═══ INFORMATION SHOWN

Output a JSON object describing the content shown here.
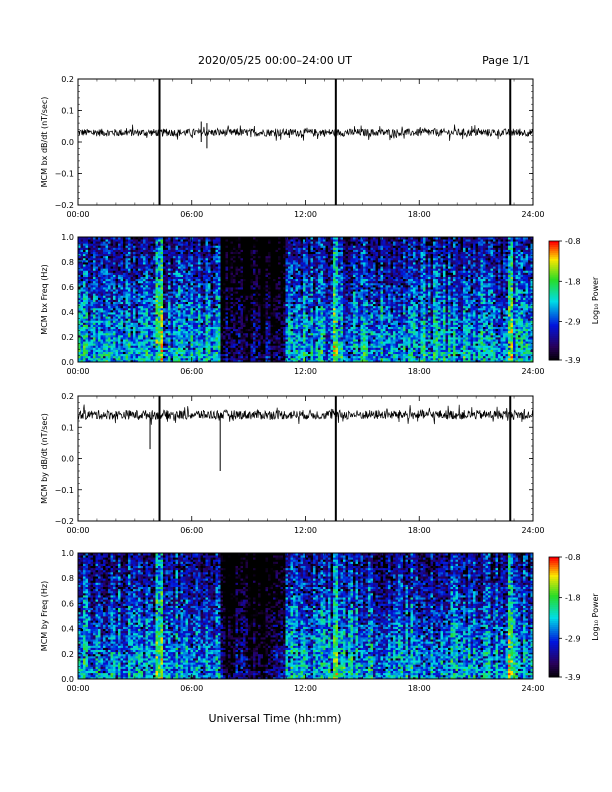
{
  "header": {
    "title": "2020/05/25  00:00–24:00 UT",
    "page": "Page 1/1"
  },
  "x_axis_label": "Universal Time (hh:mm)",
  "chart_data": [
    {
      "type": "line",
      "ylabel": "MCM bx dB/dt (nT/sec)",
      "xlim": [
        0,
        24
      ],
      "ylim": [
        -0.2,
        0.2
      ],
      "x_ticks": [
        "00:00",
        "06:00",
        "12:00",
        "18:00",
        "24:00"
      ],
      "y_ticks": [
        "0.2",
        "0.1",
        "0.0",
        "−0.1",
        "−0.2"
      ],
      "y_tick_values": [
        0.2,
        0.1,
        0.0,
        -0.1,
        -0.2
      ],
      "baseline": 0.03,
      "noise_amplitude": 0.012,
      "spikes": [
        {
          "x": 4.3,
          "low": -0.2,
          "high": 0.2
        },
        {
          "x": 13.6,
          "low": -0.2,
          "high": 0.2
        },
        {
          "x": 22.8,
          "low": -0.2,
          "high": 0.2
        },
        {
          "x": 6.5,
          "low": 0.0,
          "high": 0.065
        },
        {
          "x": 6.8,
          "low": -0.02,
          "high": 0.06
        }
      ]
    },
    {
      "type": "heatmap",
      "ylabel": "MCM bx Freq (Hz)",
      "xlim": [
        0,
        24
      ],
      "ylim": [
        0.0,
        1.0
      ],
      "x_ticks": [
        "00:00",
        "06:00",
        "12:00",
        "18:00",
        "24:00"
      ],
      "y_ticks": [
        "1.0",
        "0.8",
        "0.6",
        "0.4",
        "0.2",
        "0.0"
      ],
      "y_tick_values": [
        1.0,
        0.8,
        0.6,
        0.4,
        0.2,
        0.0
      ],
      "colorbar": {
        "label": "Log₁₀ Power",
        "range": [
          -3.9,
          -0.8
        ],
        "ticks": [
          "-0.8",
          "-1.8",
          "-2.9",
          "-3.9"
        ],
        "tick_values": [
          -0.8,
          -1.85,
          -2.9,
          -3.9
        ]
      },
      "quiet_interval_hours": [
        7.5,
        11.0
      ],
      "bright_bands_hours": [
        4.3,
        13.6,
        22.8
      ]
    },
    {
      "type": "line",
      "ylabel": "MCM by dB/dt (nT/sec)",
      "xlim": [
        0,
        24
      ],
      "ylim": [
        -0.2,
        0.2
      ],
      "x_ticks": [
        "00:00",
        "06:00",
        "12:00",
        "18:00",
        "24:00"
      ],
      "y_ticks": [
        "0.2",
        "0.1",
        "0.0",
        "−0.1",
        "−0.2"
      ],
      "y_tick_values": [
        0.2,
        0.1,
        0.0,
        -0.1,
        -0.2
      ],
      "baseline": 0.14,
      "noise_amplitude": 0.015,
      "spikes": [
        {
          "x": 4.3,
          "low": -0.2,
          "high": 0.2
        },
        {
          "x": 13.6,
          "low": -0.2,
          "high": 0.2
        },
        {
          "x": 22.8,
          "low": -0.2,
          "high": 0.2
        },
        {
          "x": 7.5,
          "low": -0.04,
          "high": 0.14
        },
        {
          "x": 3.8,
          "low": 0.03,
          "high": 0.14
        }
      ]
    },
    {
      "type": "heatmap",
      "ylabel": "MCM by Freq (Hz)",
      "xlim": [
        0,
        24
      ],
      "ylim": [
        0.0,
        1.0
      ],
      "x_ticks": [
        "00:00",
        "06:00",
        "12:00",
        "18:00",
        "24:00"
      ],
      "y_ticks": [
        "1.0",
        "0.8",
        "0.6",
        "0.4",
        "0.2",
        "0.0"
      ],
      "y_tick_values": [
        1.0,
        0.8,
        0.6,
        0.4,
        0.2,
        0.0
      ],
      "colorbar": {
        "label": "Log₁₀ Power",
        "range": [
          -3.9,
          -0.8
        ],
        "ticks": [
          "-0.8",
          "-1.8",
          "-2.9",
          "-3.9"
        ],
        "tick_values": [
          -0.8,
          -1.85,
          -2.9,
          -3.9
        ]
      },
      "quiet_interval_hours": [
        7.5,
        11.0
      ],
      "bright_bands_hours": [
        4.3,
        13.6,
        22.8
      ]
    }
  ]
}
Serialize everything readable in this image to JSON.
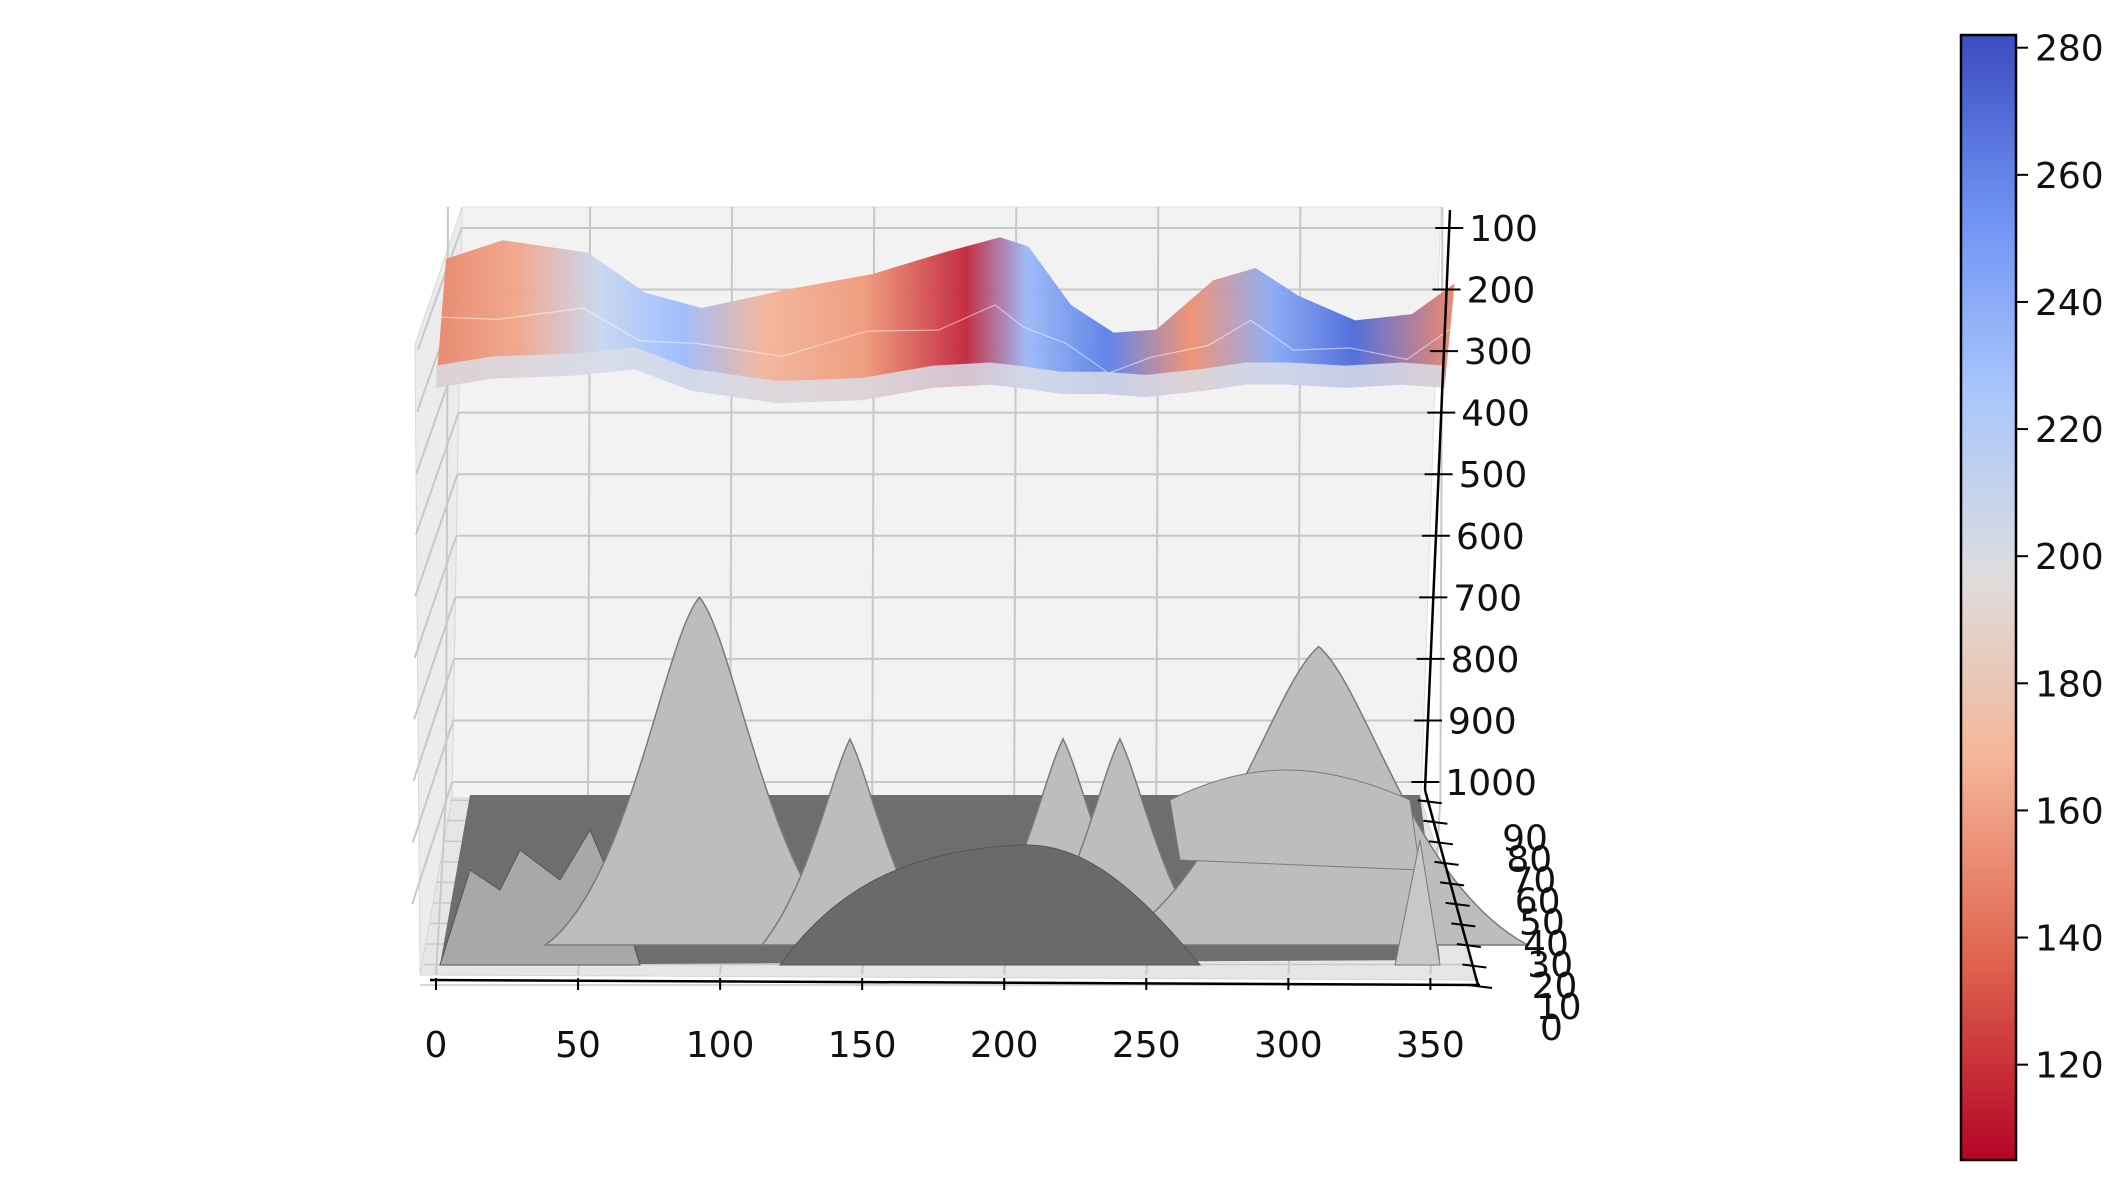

══════

Omitting all images, retype each line of the records precisely.

Output a JSON object describing the content shown here.
{
  "header": {
    "title": "2020/05/25  00:00–24:00 UT",
    "page": "Page 1/1"
  },
  "x_axis_label": "Universal Time (hh:mm)",
  "chart_data": [
    {
      "type": "line",
      "ylabel": "MCM bx dB/dt (nT/sec)",
      "xlim": [
        0,
        24
      ],
      "ylim": [
        -0.2,
        0.2
      ],
      "x_ticks": [
        "00:00",
        "06:00",
        "12:00",
        "18:00",
        "24:00"
      ],
      "y_ticks": [
        "0.2",
        "0.1",
        "0.0",
        "−0.1",
        "−0.2"
      ],
      "y_tick_values": [
        0.2,
        0.1,
        0.0,
        -0.1,
        -0.2
      ],
      "baseline": 0.03,
      "noise_amplitude": 0.012,
      "spikes": [
        {
          "x": 4.3,
          "low": -0.2,
          "high": 0.2
        },
        {
          "x": 13.6,
          "low": -0.2,
          "high": 0.2
        },
        {
          "x": 22.8,
          "low": -0.2,
          "high": 0.2
        },
        {
          "x": 6.5,
          "low": 0.0,
          "high": 0.065
        },
        {
          "x": 6.8,
          "low": -0.02,
          "high": 0.06
        }
      ]
    },
    {
      "type": "heatmap",
      "ylabel": "MCM bx Freq (Hz)",
      "xlim": [
        0,
        24
      ],
      "ylim": [
        0.0,
        1.0
      ],
      "x_ticks": [
        "00:00",
        "06:00",
        "12:00",
        "18:00",
        "24:00"
      ],
      "y_ticks": [
        "1.0",
        "0.8",
        "0.6",
        "0.4",
        "0.2",
        "0.0"
      ],
      "y_tick_values": [
        1.0,
        0.8,
        0.6,
        0.4,
        0.2,
        0.0
      ],
      "colorbar": {
        "label": "Log₁₀ Power",
        "range": [
          -3.9,
          -0.8
        ],
        "ticks": [
          "-0.8",
          "-1.8",
          "-2.9",
          "-3.9"
        ],
        "tick_values": [
          -0.8,
          -1.85,
          -2.9,
          -3.9
        ]
      },
      "quiet_interval_hours": [
        7.5,
        11.0
      ],
      "bright_bands_hours": [
        4.3,
        13.6,
        22.8
      ]
    },
    {
      "type": "line",
      "ylabel": "MCM by dB/dt (nT/sec)",
      "xlim": [
        0,
        24
      ],
      "ylim": [
        -0.2,
        0.2
      ],
      "x_ticks": [
        "00:00",
        "06:00",
        "12:00",
        "18:00",
        "24:00"
      ],
      "y_ticks": [
        "0.2",
        "0.1",
        "0.0",
        "−0.1",
        "−0.2"
      ],
      "y_tick_values": [
        0.2,
        0.1,
        0.0,
        -0.1,
        -0.2
      ],
      "baseline": 0.14,
      "noise_amplitude": 0.015,
      "spikes": [
        {
          "x": 4.3,
          "low": -0.2,
          "high": 0.2
        },
        {
          "x": 13.6,
          "low": -0.2,
          "high": 0.2
        },
        {
          "x": 22.8,
          "low": -0.2,
          "high": 0.2
        },
        {
          "x": 7.5,
          "low": -0.04,
          "high": 0.14
        },
        {
          "x": 3.8,
          "low": 0.03,
          "high": 0.14
        }
      ]
    },
    {
      "type": "heatmap",
      "ylabel": "MCM by Freq (Hz)",
      "xlim": [
        0,
        24
      ],
      "ylim": [
        0.0,
        1.0
      ],
      "x_ticks": [
        "00:00",
        "06:00",
        "12:00",
        "18:00",
        "24:00"
      ],
      "y_ticks": [
        "1.0",
        "0.8",
        "0.6",
        "0.4",
        "0.2",
        "0.0"
      ],
      "y_tick_values": [
        1.0,
        0.8,
        0.6,
        0.4,
        0.2,
        0.0
      ],
      "colorbar": {
        "label": "Log₁₀ Power",
        "range": [
          -3.9,
          -0.8
        ],
        "ticks": [
          "-0.8",
          "-1.8",
          "-2.9",
          "-3.9"
        ],
        "tick_values": [
          -0.8,
          -1.85,
          -2.9,
          -3.9
        ]
      },
      "quiet_interval_hours": [
        7.5,
        11.0
      ],
      "bright_bands_hours": [
        4.3,
        13.6,
        22.8
      ]
    }
  ]
}
Serialize everything readable in this image to JSON.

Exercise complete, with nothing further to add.